▶ [Exercise prompt]: Extract every line where the string "guess" appears.

▶ [Given information]:
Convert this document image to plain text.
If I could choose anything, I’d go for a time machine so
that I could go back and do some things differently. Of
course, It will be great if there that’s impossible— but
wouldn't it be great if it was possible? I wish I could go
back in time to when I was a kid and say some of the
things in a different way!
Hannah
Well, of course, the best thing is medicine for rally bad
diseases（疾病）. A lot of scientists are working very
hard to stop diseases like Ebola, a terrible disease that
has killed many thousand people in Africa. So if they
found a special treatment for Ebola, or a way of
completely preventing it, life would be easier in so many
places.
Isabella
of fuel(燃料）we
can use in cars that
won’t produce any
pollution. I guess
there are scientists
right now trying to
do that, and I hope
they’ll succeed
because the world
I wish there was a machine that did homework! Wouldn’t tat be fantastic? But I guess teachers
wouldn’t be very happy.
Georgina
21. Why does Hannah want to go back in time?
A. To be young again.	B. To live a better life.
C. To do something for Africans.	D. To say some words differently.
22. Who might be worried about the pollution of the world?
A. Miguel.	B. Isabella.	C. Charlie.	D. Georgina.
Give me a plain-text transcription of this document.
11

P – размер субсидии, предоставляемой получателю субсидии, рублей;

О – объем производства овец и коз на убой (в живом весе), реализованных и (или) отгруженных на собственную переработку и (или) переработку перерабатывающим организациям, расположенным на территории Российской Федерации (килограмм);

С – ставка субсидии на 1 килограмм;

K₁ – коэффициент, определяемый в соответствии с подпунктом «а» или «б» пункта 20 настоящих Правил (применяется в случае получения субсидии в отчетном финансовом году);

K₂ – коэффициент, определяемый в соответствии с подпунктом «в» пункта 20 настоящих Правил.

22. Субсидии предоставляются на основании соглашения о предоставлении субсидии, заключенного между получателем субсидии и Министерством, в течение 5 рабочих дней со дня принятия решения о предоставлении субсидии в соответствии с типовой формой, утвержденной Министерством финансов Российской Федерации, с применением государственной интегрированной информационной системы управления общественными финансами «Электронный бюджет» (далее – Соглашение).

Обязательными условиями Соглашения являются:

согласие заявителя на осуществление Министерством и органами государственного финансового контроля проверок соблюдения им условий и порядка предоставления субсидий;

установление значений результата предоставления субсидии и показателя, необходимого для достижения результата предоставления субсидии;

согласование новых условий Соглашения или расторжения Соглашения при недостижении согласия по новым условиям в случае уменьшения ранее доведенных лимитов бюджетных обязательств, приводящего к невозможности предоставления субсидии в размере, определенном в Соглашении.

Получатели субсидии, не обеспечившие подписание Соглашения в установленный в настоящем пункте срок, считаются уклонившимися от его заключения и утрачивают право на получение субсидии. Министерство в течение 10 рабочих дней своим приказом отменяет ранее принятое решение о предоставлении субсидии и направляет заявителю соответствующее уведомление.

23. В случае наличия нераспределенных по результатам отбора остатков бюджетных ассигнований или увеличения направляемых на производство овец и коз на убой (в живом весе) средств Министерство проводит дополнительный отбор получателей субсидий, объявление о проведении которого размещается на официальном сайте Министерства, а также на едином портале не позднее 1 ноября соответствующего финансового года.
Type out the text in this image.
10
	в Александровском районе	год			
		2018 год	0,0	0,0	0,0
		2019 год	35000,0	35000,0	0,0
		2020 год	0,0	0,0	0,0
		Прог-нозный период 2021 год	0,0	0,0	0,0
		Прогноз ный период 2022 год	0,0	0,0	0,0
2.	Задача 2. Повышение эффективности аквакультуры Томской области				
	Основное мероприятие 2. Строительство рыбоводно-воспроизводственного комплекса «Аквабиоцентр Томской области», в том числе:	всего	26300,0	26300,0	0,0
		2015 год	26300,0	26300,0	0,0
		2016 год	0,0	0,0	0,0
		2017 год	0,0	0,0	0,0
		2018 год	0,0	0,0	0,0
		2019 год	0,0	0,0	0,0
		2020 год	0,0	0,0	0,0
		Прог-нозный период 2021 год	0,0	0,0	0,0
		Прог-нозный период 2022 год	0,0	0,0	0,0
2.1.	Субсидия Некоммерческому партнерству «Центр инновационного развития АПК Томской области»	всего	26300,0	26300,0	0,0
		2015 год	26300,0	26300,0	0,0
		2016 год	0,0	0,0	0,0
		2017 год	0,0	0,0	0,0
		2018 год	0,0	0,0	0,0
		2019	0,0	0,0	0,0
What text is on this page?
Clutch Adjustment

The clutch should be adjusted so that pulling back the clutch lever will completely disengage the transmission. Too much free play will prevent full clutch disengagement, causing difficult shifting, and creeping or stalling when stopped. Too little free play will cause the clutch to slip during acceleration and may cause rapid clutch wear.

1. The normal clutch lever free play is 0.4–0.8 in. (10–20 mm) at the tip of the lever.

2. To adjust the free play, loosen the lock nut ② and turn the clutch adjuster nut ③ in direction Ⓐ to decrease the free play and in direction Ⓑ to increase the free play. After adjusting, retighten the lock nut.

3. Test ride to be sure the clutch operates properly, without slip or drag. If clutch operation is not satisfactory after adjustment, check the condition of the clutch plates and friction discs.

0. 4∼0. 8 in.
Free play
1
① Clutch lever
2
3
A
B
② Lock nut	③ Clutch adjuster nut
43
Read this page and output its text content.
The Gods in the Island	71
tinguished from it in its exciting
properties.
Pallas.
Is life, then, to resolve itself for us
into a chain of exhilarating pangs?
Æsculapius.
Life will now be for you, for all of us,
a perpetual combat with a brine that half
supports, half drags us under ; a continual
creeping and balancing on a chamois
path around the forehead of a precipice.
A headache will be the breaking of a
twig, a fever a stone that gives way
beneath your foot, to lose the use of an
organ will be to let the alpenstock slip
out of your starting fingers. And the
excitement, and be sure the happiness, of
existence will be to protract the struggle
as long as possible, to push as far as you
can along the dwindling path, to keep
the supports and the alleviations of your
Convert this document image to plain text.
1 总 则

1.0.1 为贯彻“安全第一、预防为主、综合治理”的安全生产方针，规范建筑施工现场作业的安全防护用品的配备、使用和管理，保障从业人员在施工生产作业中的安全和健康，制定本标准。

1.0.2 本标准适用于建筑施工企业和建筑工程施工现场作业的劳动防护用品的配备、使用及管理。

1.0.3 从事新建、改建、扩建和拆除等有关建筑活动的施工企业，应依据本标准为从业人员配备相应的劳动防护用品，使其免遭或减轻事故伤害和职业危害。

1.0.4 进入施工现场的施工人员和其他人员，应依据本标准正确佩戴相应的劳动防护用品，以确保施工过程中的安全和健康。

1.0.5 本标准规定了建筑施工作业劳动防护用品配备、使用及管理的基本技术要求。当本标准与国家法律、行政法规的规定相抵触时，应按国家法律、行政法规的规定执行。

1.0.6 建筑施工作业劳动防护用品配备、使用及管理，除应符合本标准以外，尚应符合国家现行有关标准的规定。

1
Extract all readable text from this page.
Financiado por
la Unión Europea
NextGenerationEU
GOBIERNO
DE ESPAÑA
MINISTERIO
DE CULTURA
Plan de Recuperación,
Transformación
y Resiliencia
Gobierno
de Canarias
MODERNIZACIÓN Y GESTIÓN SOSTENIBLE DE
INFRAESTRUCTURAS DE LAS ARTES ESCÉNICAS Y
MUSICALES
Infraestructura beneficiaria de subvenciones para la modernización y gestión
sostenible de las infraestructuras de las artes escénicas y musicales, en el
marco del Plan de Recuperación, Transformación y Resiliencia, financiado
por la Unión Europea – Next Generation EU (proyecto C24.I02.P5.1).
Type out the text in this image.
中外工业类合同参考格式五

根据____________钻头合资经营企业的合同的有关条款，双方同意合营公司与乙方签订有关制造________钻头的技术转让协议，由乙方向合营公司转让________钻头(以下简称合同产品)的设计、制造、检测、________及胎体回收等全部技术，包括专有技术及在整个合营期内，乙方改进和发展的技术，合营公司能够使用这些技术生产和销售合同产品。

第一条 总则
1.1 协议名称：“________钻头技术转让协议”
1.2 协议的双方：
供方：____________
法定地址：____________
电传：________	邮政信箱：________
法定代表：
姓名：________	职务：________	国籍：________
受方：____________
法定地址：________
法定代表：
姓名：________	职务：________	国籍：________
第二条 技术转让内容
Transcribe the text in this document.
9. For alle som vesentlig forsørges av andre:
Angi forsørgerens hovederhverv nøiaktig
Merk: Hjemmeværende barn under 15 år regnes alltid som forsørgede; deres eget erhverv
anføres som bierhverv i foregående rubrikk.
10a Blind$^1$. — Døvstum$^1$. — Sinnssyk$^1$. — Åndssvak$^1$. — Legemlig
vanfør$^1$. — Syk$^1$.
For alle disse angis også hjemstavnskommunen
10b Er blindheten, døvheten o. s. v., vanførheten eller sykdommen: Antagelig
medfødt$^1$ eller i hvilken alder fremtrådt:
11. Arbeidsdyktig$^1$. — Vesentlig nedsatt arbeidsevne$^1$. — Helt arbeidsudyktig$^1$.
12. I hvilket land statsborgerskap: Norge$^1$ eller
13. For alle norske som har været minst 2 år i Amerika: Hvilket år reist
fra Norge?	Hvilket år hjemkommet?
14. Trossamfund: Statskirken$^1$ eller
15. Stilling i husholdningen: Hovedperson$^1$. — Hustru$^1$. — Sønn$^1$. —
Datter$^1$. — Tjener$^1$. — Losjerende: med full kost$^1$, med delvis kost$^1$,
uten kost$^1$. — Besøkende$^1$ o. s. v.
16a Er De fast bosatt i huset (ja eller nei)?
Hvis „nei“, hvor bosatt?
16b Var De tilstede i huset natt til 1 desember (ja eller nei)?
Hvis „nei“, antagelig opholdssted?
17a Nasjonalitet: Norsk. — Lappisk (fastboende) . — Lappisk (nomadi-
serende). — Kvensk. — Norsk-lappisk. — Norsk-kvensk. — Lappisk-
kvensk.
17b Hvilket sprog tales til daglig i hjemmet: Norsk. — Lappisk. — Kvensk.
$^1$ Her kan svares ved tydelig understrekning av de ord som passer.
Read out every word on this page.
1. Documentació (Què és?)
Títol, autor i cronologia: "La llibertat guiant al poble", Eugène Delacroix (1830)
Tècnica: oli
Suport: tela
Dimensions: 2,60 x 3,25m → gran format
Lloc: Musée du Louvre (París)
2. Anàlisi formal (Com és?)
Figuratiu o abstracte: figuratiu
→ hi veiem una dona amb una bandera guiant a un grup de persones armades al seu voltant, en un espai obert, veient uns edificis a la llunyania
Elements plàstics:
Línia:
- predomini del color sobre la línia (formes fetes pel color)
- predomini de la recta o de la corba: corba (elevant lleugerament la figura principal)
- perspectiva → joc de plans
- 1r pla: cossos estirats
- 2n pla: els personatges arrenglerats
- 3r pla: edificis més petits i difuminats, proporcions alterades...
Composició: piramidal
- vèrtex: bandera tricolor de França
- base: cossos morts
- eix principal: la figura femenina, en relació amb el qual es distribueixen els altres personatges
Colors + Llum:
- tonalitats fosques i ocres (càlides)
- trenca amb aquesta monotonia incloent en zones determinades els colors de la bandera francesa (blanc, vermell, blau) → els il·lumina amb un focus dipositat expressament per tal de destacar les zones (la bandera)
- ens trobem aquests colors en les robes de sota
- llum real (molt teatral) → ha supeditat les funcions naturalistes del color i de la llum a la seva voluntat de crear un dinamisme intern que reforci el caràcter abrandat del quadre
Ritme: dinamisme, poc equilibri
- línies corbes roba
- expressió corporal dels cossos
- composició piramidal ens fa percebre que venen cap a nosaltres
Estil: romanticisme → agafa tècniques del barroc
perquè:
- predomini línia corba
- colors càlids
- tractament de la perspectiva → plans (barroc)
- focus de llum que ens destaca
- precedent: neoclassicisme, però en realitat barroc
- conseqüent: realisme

▶ [Response to this task]:
pollution. I guess
I wish there was a machine that did homework! Wouldn’t tat be fantastic? But I guess teachers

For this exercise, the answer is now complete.